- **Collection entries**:
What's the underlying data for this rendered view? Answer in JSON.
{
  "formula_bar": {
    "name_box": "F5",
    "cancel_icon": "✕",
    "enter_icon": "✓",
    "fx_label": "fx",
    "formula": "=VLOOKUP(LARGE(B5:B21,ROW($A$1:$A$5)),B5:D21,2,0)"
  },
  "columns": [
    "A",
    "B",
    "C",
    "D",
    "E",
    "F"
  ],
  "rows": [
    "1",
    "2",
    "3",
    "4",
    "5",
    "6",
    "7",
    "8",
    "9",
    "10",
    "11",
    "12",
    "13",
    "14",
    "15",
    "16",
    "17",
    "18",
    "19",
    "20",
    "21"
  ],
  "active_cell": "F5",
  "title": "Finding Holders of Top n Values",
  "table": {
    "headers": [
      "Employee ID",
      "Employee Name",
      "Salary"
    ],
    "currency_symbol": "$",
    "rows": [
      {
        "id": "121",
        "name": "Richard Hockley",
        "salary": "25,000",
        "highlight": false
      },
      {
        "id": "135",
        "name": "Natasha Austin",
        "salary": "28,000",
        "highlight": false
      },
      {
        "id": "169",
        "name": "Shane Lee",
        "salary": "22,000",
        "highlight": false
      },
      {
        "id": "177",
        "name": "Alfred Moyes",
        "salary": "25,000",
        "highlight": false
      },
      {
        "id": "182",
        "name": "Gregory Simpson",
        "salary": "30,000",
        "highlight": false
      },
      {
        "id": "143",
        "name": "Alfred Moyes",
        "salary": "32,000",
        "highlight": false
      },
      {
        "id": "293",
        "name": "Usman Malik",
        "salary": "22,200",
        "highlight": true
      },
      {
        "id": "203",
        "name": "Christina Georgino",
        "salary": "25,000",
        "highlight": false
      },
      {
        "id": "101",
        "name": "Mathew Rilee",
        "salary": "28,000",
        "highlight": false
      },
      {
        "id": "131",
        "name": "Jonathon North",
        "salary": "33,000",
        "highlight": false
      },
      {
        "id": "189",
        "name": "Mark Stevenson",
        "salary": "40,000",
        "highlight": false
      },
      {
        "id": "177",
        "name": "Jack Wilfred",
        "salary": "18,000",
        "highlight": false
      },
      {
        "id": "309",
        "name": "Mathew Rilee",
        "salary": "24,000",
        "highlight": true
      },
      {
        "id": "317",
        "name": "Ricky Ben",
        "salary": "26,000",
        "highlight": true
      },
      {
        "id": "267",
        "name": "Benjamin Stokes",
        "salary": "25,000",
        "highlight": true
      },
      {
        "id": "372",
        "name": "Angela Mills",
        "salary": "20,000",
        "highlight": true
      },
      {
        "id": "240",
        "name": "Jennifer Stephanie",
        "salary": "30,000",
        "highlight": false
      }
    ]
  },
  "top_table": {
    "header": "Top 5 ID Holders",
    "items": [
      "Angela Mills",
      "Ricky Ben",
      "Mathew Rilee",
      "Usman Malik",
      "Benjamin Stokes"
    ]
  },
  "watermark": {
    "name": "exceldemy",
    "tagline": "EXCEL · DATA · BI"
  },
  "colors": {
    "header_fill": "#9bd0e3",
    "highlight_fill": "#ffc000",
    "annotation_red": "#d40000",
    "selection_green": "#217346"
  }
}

- **BRIEF**: Tally the lines of the preceding listing in which the word "Benjamin" appears; state nothing but the total.

- **TASK RESPONSE**: 2